# [Input records]
:::

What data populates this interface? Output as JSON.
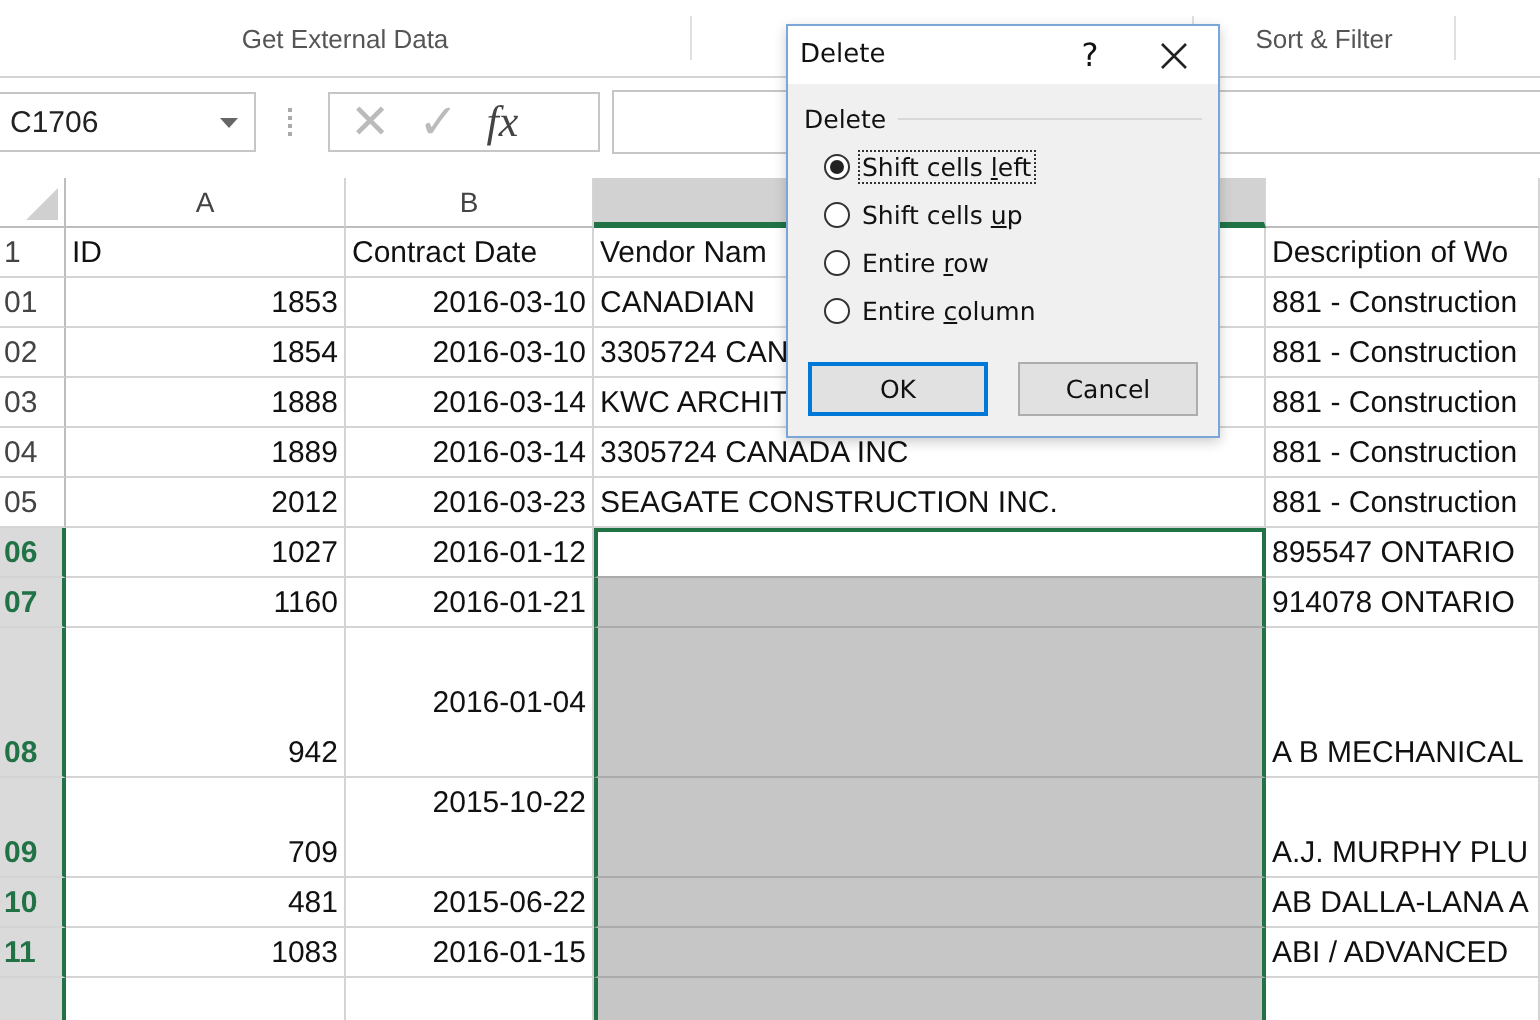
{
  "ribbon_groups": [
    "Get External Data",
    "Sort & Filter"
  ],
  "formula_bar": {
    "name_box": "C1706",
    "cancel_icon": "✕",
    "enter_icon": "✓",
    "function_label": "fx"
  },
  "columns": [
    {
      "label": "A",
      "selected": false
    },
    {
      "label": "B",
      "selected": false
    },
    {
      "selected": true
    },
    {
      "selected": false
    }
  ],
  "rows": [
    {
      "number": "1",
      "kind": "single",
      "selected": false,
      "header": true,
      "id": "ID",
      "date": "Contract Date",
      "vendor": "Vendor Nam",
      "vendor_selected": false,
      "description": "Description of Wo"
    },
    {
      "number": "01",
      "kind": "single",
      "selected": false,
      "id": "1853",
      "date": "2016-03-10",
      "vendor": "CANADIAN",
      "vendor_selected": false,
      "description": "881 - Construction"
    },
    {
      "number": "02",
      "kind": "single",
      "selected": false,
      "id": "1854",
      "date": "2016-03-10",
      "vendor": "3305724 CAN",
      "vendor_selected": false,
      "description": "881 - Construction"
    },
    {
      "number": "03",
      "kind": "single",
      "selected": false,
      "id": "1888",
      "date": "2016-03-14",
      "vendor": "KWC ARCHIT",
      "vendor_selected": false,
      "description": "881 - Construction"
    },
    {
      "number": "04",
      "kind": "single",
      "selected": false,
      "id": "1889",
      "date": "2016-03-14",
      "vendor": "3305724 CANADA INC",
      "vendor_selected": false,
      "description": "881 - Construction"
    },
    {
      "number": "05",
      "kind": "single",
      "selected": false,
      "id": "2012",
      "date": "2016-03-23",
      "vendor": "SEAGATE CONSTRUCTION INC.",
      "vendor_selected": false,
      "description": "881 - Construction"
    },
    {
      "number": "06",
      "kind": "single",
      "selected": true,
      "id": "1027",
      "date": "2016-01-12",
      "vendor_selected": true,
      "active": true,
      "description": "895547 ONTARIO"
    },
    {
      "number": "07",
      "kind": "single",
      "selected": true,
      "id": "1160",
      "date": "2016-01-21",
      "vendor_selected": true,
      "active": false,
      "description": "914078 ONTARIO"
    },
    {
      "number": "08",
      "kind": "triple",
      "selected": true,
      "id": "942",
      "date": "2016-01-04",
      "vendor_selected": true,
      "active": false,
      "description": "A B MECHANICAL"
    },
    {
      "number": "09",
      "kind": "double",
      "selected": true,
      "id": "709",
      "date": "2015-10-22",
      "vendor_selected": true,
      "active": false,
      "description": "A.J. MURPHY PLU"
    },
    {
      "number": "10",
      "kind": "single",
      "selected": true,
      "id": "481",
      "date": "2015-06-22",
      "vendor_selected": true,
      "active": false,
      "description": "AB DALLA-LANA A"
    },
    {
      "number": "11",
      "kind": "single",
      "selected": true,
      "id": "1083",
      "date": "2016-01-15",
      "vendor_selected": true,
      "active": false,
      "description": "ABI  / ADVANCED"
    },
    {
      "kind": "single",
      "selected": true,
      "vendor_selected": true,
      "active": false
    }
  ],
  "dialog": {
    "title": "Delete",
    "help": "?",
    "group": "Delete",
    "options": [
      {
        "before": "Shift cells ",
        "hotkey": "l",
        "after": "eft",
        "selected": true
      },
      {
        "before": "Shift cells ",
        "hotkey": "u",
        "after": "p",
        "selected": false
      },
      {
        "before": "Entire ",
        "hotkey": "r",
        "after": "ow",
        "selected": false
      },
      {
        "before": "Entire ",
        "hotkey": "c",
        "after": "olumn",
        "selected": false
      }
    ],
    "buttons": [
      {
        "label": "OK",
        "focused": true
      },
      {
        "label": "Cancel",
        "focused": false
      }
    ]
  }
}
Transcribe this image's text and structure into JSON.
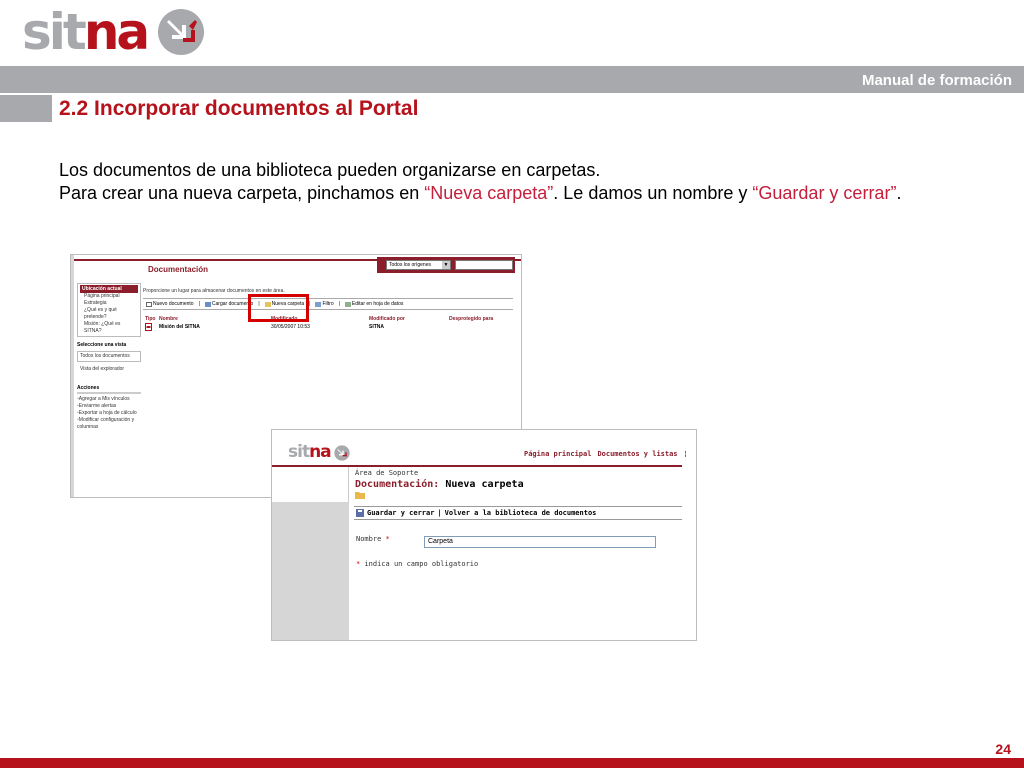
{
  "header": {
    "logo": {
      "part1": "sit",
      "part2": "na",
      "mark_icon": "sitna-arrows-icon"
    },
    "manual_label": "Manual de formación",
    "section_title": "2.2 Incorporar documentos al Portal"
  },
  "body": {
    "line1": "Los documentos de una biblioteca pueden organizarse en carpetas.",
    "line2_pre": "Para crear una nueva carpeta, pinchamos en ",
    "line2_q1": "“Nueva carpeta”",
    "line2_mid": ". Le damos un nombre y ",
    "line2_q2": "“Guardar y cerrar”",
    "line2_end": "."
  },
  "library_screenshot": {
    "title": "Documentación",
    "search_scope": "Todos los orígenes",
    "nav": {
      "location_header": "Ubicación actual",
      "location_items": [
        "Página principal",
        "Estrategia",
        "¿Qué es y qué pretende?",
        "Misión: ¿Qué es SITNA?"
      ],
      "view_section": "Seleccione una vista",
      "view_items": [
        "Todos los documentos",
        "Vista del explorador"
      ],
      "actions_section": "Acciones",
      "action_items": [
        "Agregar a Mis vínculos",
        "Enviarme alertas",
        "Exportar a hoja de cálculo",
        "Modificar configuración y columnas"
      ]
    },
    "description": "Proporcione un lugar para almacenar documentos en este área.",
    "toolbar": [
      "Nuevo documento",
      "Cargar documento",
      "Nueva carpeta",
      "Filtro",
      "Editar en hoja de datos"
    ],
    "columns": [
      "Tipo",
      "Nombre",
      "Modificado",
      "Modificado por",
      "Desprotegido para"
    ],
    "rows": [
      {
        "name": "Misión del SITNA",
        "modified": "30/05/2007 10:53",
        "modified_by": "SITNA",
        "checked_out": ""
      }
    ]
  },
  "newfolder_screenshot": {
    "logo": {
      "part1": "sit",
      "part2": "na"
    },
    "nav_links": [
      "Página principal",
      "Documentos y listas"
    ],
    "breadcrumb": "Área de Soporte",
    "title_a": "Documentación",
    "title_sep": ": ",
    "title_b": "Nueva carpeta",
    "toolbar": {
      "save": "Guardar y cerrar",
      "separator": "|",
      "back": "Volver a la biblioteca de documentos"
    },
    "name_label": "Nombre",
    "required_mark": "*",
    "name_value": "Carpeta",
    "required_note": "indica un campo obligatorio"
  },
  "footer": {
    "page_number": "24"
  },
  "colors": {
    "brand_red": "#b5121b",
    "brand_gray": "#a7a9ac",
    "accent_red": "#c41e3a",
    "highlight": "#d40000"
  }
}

:::

# [What is required]
For every line above that includes the word "principal", return the line.

# [Response to this task]
        "Página principal",
      "Página principal",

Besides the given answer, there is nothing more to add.